━━━━━ SUPPLIED MATERIAL ━━━━━
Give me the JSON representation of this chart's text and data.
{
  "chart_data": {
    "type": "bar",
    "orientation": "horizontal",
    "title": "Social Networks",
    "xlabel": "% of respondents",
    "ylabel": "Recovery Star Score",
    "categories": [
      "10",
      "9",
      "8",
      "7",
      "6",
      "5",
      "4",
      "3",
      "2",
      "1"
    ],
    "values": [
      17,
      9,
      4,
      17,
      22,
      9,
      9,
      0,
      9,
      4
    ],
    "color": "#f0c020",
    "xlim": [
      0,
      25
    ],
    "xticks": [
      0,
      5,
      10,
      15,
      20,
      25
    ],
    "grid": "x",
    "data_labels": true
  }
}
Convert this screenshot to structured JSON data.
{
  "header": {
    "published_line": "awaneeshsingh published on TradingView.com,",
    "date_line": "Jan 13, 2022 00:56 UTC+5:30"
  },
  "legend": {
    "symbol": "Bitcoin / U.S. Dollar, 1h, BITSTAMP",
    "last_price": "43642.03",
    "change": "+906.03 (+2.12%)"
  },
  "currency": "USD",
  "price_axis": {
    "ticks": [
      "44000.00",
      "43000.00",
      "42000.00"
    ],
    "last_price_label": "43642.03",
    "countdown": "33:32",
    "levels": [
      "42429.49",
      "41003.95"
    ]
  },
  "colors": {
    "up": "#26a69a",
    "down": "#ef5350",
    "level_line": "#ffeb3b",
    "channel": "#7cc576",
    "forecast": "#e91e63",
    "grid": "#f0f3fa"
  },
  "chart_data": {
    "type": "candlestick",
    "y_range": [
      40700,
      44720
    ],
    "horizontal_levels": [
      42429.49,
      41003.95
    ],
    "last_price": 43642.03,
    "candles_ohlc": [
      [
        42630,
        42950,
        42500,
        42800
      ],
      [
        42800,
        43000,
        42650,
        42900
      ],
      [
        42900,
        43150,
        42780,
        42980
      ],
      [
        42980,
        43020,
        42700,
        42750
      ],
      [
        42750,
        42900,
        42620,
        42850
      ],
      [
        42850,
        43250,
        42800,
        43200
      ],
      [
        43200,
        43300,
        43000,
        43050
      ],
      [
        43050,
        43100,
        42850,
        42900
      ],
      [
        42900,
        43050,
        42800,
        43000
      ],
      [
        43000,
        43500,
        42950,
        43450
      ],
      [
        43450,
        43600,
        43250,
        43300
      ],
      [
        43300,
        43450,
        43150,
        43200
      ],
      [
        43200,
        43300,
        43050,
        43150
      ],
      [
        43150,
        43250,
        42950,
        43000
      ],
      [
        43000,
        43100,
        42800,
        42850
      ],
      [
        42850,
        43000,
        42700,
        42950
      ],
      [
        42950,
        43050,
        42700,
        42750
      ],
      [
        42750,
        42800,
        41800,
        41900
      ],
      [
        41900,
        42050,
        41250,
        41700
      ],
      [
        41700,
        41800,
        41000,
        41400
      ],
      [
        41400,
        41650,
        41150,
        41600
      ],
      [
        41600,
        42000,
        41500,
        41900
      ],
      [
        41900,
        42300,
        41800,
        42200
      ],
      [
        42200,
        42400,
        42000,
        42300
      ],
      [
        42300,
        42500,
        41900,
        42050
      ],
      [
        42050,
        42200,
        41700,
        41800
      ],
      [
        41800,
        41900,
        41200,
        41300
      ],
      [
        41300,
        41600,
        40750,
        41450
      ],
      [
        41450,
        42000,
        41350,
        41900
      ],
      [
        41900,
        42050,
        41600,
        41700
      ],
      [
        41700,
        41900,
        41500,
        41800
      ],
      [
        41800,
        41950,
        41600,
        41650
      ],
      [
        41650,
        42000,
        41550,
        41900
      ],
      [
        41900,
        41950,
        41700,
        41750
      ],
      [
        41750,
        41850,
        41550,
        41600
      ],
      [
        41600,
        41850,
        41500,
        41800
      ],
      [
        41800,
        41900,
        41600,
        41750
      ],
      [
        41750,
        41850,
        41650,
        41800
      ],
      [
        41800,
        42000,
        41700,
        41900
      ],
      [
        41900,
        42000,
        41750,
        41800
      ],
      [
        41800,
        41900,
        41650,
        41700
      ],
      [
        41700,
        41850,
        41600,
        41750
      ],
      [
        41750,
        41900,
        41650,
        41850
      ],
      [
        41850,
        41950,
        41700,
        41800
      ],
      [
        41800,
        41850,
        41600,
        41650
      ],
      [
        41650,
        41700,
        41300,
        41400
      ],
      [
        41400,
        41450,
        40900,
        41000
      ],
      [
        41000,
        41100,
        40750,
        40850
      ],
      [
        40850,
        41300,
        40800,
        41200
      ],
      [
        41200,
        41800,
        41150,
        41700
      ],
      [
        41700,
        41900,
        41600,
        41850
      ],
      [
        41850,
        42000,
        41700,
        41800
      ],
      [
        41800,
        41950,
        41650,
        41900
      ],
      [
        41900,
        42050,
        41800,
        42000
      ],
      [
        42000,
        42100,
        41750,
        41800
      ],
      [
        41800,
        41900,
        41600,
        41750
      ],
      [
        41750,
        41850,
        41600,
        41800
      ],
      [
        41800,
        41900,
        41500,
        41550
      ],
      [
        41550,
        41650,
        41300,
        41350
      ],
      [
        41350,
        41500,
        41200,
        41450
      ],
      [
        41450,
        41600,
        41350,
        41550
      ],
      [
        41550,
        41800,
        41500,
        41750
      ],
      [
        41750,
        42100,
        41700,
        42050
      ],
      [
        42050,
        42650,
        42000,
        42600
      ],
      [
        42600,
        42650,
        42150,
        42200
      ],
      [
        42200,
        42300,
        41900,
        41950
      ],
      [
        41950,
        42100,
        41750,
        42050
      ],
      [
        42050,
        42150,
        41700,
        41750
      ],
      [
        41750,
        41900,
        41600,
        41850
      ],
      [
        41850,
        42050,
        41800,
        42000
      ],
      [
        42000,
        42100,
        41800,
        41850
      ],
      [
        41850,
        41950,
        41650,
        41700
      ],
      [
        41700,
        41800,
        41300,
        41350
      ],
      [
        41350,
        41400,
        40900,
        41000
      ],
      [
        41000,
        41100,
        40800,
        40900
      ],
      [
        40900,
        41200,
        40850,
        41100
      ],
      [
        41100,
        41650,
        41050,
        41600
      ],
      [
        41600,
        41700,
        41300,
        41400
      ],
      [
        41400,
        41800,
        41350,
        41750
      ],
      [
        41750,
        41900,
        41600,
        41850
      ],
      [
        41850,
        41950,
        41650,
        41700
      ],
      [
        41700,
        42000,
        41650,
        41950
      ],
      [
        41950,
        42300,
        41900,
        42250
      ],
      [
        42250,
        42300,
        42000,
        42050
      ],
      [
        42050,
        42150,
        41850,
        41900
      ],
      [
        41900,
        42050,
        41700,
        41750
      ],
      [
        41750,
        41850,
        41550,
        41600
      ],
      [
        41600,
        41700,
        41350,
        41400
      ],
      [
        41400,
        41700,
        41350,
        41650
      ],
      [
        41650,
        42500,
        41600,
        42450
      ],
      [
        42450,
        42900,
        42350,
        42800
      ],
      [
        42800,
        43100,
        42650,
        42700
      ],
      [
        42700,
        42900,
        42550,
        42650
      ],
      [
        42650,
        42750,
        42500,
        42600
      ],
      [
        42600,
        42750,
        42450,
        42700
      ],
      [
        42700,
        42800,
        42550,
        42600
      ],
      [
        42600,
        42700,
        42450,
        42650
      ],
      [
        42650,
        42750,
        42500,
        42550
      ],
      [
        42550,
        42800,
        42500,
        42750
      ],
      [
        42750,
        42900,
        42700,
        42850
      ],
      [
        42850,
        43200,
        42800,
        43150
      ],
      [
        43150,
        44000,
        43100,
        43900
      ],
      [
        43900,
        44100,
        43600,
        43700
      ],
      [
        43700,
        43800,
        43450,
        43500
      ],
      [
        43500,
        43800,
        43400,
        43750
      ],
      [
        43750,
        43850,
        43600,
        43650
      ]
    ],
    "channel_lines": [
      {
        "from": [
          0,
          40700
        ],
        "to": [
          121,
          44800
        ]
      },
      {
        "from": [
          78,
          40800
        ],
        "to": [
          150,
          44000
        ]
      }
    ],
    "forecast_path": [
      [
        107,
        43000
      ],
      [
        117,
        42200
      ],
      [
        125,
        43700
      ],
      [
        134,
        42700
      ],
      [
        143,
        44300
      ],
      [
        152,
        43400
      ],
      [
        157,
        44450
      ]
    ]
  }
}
━━━━━
WHAT YOU SHOULD DO ▸
State, as a bare number, how many lines of the listing hold the word "JSON".

SOLUTION ▸
2